• EXERCISE PROMPT
The entries are to be output in full, word for word.

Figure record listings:
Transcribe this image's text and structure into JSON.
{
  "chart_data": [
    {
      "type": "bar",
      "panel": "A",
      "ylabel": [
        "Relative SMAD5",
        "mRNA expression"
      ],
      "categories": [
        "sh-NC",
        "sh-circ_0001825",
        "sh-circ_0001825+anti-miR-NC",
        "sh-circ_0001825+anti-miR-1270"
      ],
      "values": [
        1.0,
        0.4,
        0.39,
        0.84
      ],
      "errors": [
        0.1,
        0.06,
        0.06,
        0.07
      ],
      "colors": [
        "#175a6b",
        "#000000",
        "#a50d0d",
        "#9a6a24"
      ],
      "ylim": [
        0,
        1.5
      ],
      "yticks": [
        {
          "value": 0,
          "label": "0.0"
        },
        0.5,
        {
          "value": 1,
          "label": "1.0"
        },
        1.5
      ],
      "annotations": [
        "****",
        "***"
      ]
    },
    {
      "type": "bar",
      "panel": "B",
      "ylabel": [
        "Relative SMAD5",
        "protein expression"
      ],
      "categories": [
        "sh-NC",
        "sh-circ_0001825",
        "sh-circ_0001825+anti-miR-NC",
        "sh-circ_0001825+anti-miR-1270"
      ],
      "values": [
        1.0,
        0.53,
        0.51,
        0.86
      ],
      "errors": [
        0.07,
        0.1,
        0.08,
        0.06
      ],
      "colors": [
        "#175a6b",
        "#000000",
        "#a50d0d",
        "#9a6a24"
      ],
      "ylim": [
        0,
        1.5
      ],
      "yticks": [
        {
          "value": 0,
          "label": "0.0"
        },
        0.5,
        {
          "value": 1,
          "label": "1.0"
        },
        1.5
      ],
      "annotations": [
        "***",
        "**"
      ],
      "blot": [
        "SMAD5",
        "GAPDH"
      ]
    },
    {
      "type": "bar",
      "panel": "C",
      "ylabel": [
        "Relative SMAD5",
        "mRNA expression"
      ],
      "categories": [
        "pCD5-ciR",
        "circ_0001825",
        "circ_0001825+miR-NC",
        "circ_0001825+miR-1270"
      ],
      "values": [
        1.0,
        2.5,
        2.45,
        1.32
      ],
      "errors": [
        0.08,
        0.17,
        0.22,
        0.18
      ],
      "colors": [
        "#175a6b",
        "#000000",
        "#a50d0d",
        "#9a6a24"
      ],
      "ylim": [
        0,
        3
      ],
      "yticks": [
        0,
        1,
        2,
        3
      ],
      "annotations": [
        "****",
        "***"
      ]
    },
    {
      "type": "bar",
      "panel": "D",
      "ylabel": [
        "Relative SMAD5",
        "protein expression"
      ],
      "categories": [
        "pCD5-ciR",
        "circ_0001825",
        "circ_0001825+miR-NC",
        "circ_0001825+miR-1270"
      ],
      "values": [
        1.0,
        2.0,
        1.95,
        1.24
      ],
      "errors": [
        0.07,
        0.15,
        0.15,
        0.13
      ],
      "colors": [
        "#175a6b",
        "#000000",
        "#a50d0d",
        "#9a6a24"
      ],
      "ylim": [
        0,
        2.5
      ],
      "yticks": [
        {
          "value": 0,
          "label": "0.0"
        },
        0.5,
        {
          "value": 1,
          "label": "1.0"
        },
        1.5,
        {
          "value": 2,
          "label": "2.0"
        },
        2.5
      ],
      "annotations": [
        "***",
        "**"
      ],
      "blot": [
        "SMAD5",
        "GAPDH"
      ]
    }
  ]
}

• PROBLEM SOLUTION
Transcribe this image's text and structure into JSON.
{
  "chart_data": [
    {
      "type": "bar",
      "panel": "A",
      "ylabel": [
        "Relative SMAD5",
        "mRNA expression"
      ],
      "categories": [
        "sh-NC",
        "sh-circ_0001825",
        "sh-circ_0001825+anti-miR-NC",
        "sh-circ_0001825+anti-miR-1270"
      ],
      "values": [
        1.0,
        0.4,
        0.39,
        0.84
      ],
      "errors": [
        0.1,
        0.06,
        0.06,
        0.07
      ],
      "colors": [
        "#175a6b",
        "#000000",
        "#a50d0d",
        "#9a6a24"
      ],
      "ylim": [
        0,
        1.5
      ],
      "yticks": [
        {
          "value": 0,
          "label": "0.0"
        },
        0.5,
        {
          "value": 1,
          "label": "1.0"
        },
        1.5
      ],
      "annotations": [
        "****",
        "***"
      ]
    },
    {
      "type": "bar",
      "panel": "B",
      "ylabel": [
        "Relative SMAD5",
        "protein expression"
      ],
      "categories": [
        "sh-NC",
        "sh-circ_0001825",
        "sh-circ_0001825+anti-miR-NC",
        "sh-circ_0001825+anti-miR-1270"
      ],
      "values": [
        1.0,
        0.53,
        0.51,
        0.86
      ],
      "errors": [
        0.07,
        0.1,
        0.08,
        0.06
      ],
      "colors": [
        "#175a6b",
        "#000000",
        "#a50d0d",
        "#9a6a24"
      ],
      "ylim": [
        0,
        1.5
      ],
      "yticks": [
        {
          "value": 0,
          "label": "0.0"
        },
        0.5,
        {
          "value": 1,
          "label": "1.0"
        },
        1.5
      ],
      "annotations": [
        "***",
        "**"
      ],
      "blot": [
        "SMAD5",
        "GAPDH"
      ]
    },
    {
      "type": "bar",
      "panel": "C",
      "ylabel": [
        "Relative SMAD5",
        "mRNA expression"
      ],
      "categories": [
        "pCD5-ciR",
        "circ_0001825",
        "circ_0001825+miR-NC",
        "circ_0001825+miR-1270"
      ],
      "values": [
        1.0,
        2.5,
        2.45,
        1.32
      ],
      "errors": [
        0.08,
        0.17,
        0.22,
        0.18
      ],
      "colors": [
        "#175a6b",
        "#000000",
        "#a50d0d",
        "#9a6a24"
      ],
      "ylim": [
        0,
        3
      ],
      "yticks": [
        0,
        1,
        2,
        3
      ],
      "annotations": [
        "****",
        "***"
      ]
    },
    {
      "type": "bar",
      "panel": "D",
      "ylabel": [
        "Relative SMAD5",
        "protein expression"
      ],
      "categories": [
        "pCD5-ciR",
        "circ_0001825",
        "circ_0001825+miR-NC",
        "circ_0001825+miR-1270"
      ],
      "values": [
        1.0,
        2.0,
        1.95,
        1.24
      ],
      "errors": [
        0.07,
        0.15,
        0.15,
        0.13
      ],
      "colors": [
        "#175a6b",
        "#000000",
        "#a50d0d",
        "#9a6a24"
      ],
      "ylim": [
        0,
        2.5
      ],
      "yticks": [
        {
          "value": 0,
          "label": "0.0"
        },
        0.5,
        {
          "value": 1,
          "label": "1.0"
        },
        1.5,
        {
          "value": 2,
          "label": "2.0"
        },
        2.5
      ],
      "annotations": [
        "***",
        "**"
      ],
      "blot": [
        "SMAD5",
        "GAPDH"
      ]
    }
  ]
}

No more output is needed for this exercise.